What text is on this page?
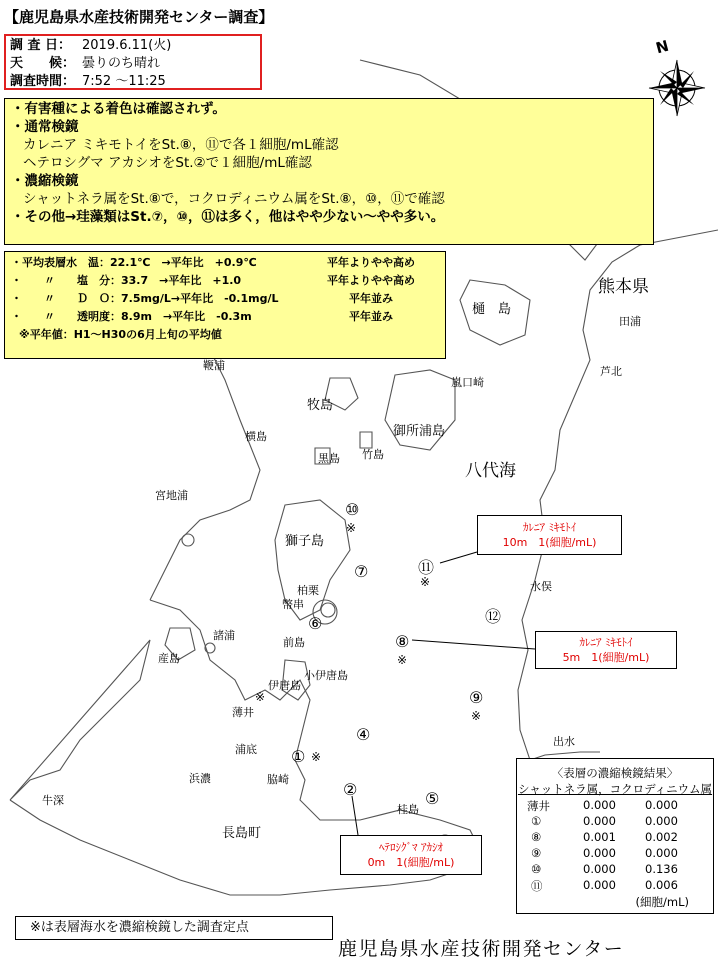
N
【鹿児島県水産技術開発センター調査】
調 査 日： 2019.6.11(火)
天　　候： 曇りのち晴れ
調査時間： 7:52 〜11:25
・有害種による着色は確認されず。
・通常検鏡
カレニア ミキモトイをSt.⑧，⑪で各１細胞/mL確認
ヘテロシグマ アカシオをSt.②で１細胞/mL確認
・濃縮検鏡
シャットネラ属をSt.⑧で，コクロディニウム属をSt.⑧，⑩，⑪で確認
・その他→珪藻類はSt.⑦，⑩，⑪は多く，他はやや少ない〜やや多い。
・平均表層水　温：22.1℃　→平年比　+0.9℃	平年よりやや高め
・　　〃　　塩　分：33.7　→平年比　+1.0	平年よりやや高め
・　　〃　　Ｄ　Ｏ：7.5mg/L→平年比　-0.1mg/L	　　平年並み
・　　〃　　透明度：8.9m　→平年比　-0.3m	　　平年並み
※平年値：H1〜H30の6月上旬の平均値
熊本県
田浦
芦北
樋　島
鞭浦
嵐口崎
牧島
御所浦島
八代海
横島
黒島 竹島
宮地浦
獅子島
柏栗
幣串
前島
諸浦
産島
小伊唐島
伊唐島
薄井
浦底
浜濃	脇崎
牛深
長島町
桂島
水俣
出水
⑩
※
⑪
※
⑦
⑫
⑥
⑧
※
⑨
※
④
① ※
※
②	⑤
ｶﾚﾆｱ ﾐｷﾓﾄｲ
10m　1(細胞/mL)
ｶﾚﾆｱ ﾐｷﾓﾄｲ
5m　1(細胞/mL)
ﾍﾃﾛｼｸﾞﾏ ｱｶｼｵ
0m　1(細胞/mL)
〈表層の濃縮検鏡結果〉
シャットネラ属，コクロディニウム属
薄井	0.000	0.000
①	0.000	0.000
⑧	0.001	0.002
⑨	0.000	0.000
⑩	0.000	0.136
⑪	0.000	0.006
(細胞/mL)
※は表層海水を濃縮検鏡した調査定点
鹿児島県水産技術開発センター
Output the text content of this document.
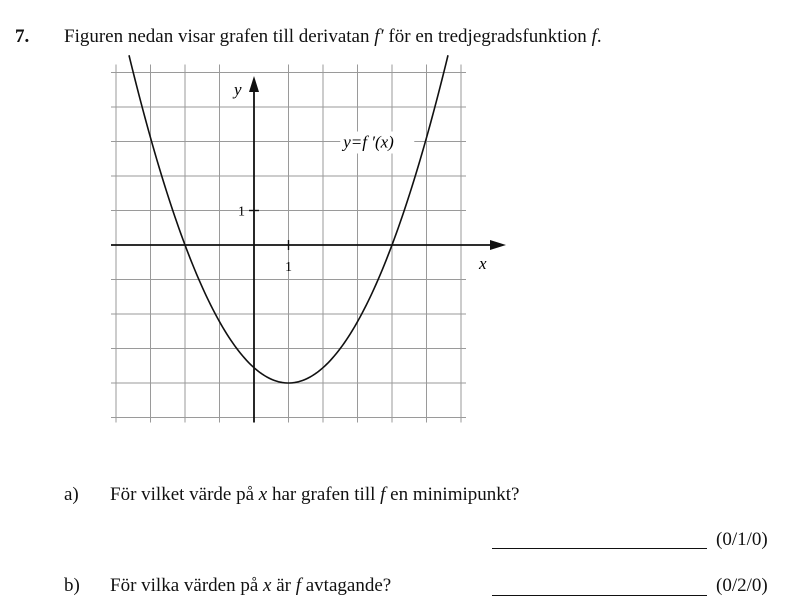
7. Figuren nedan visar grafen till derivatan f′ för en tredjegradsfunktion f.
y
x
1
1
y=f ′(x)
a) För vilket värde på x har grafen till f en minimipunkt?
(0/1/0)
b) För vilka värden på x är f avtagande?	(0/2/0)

- - -

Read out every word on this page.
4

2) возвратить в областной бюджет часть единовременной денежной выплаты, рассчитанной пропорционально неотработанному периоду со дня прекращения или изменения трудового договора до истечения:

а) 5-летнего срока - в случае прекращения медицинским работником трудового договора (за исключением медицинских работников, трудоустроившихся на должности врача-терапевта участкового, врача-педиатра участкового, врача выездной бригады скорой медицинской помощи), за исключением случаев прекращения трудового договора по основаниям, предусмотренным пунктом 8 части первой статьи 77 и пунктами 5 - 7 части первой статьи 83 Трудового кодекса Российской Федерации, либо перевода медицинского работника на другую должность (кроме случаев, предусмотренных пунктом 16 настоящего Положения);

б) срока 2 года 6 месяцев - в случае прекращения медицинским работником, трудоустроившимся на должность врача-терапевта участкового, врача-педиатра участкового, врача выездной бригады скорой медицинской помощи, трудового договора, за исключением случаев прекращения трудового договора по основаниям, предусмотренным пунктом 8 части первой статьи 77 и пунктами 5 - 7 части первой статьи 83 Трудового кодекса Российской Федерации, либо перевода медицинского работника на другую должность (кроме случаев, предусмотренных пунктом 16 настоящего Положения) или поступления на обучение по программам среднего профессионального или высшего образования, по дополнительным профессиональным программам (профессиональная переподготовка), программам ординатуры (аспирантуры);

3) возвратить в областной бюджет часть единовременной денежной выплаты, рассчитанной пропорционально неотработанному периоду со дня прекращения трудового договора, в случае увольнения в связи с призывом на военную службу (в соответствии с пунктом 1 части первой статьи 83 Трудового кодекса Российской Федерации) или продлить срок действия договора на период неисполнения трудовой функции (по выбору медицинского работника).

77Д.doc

- - -

#### [Instructions to follow]
Look through the material and say how many lines hold "till". Give the number only.

#### [Solution]
2